═════ Source data

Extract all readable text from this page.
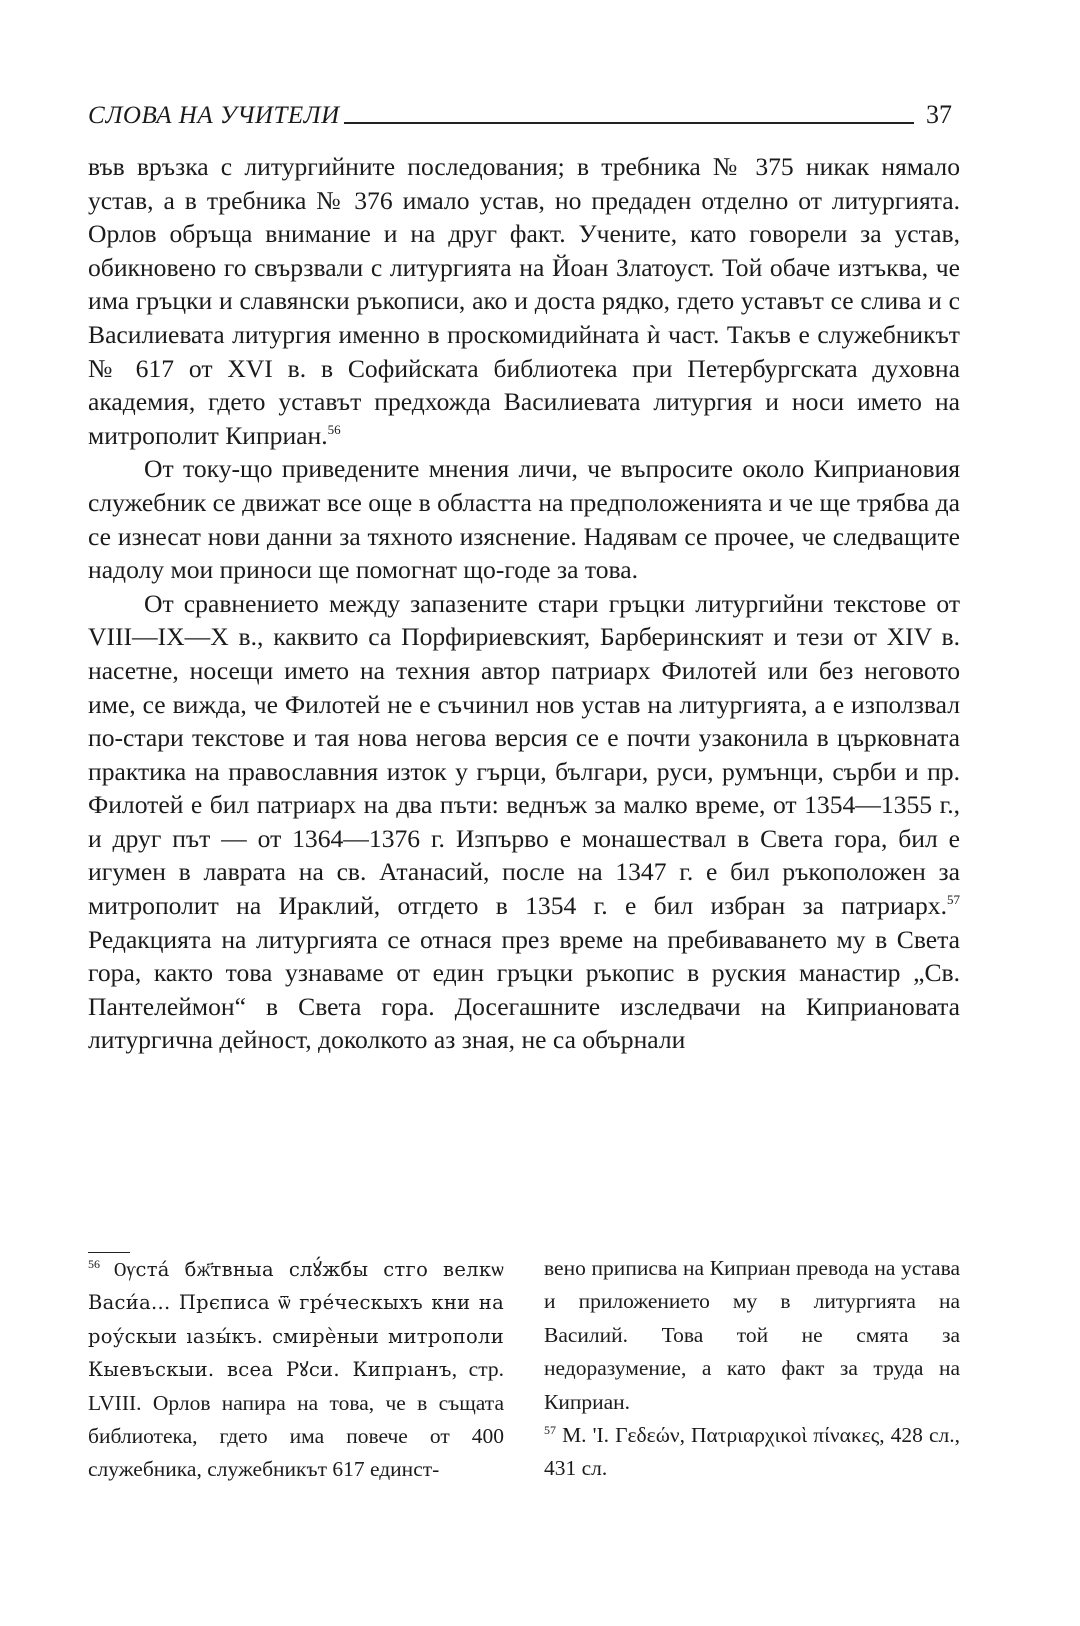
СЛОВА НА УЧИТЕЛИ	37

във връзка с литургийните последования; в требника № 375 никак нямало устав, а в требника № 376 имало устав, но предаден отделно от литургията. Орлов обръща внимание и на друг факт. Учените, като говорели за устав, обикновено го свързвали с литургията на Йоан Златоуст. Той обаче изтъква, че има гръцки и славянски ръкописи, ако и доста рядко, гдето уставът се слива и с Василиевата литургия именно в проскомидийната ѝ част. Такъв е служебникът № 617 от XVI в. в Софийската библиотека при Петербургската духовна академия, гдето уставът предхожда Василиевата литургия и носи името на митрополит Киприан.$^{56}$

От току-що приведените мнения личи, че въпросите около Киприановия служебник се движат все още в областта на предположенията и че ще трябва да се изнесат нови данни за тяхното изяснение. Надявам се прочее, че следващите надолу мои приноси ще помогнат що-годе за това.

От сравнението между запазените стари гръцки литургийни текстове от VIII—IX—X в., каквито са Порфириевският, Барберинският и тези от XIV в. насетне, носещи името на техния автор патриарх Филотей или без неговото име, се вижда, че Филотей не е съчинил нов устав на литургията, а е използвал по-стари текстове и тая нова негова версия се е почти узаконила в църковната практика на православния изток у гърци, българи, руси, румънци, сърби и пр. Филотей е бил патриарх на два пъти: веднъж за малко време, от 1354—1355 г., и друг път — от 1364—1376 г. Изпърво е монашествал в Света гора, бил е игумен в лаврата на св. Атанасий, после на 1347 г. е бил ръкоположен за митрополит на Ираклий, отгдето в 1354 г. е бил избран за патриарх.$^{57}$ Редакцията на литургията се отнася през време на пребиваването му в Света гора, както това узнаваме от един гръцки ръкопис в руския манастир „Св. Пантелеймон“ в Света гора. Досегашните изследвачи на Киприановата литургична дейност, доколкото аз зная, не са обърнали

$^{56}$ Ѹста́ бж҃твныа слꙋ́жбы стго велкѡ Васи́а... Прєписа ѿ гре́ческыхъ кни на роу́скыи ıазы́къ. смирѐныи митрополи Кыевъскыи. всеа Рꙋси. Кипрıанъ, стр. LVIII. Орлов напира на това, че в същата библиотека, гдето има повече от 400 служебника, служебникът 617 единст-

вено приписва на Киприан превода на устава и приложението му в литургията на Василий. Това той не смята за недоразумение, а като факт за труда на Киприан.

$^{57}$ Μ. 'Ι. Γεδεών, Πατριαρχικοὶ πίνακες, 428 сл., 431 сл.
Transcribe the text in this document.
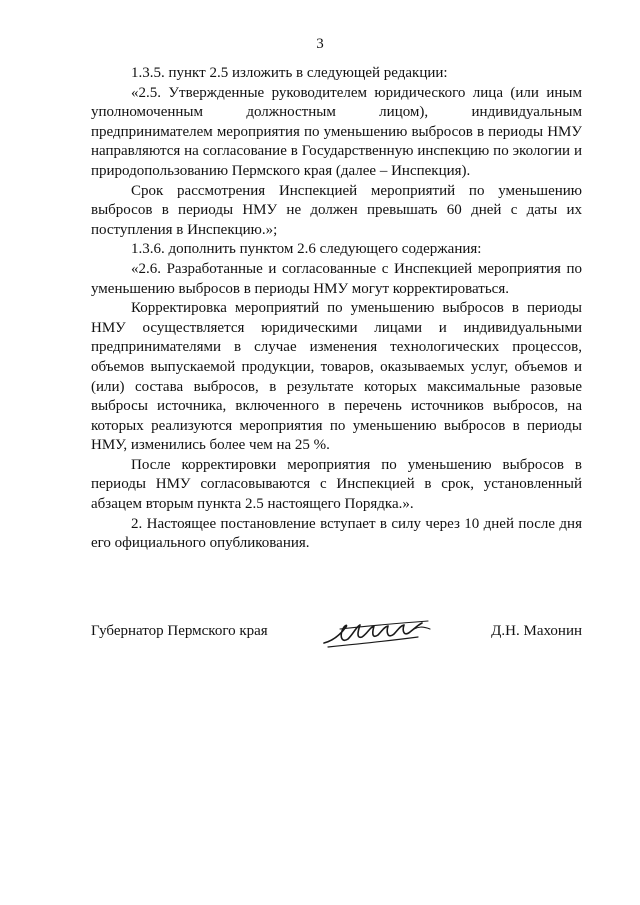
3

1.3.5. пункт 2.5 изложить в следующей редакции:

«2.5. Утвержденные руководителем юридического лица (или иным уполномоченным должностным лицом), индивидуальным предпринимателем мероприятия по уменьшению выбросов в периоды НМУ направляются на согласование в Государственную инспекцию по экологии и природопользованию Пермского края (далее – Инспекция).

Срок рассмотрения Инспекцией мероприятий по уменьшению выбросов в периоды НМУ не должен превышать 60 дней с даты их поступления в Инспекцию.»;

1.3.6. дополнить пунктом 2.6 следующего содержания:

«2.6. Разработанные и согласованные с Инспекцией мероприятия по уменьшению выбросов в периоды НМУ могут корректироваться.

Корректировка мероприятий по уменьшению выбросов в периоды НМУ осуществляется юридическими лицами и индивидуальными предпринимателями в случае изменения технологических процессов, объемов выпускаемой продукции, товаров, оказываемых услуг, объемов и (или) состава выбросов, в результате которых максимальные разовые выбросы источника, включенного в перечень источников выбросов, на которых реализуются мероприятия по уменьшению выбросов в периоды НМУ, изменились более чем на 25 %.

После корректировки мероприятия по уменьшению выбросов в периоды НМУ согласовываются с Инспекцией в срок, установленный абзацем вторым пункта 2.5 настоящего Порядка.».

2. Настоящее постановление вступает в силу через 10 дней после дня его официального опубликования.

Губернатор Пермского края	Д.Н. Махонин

══════════
═════ Source data

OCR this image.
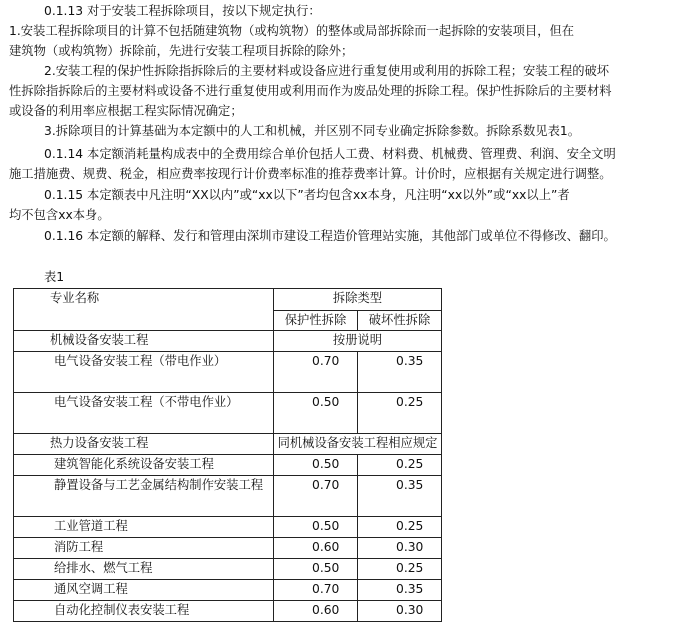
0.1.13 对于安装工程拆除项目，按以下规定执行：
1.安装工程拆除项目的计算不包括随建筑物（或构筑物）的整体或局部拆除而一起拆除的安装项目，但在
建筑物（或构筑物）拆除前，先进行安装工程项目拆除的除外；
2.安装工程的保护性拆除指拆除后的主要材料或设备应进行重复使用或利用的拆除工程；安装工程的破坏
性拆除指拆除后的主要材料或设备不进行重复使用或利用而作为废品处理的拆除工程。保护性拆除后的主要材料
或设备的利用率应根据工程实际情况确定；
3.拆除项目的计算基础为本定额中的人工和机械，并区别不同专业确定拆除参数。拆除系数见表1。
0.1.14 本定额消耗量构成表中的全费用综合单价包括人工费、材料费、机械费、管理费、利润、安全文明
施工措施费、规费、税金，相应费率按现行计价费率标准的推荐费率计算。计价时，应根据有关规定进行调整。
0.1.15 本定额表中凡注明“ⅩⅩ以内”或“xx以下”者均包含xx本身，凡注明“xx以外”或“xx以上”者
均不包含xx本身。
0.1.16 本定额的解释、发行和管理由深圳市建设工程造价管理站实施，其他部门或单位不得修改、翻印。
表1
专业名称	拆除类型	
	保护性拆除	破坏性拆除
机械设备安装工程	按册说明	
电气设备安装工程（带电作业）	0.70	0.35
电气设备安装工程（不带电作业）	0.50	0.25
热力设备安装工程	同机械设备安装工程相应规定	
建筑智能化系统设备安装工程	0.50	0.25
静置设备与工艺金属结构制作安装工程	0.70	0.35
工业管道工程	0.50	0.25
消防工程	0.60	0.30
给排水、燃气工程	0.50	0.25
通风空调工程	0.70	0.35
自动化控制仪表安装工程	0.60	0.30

══════════

Aim of the task:
Take every line that includes the string "this" and copy it.

Final answer:
Extract all readable text from this page.
Transcribe the text in this document.
OCR this image.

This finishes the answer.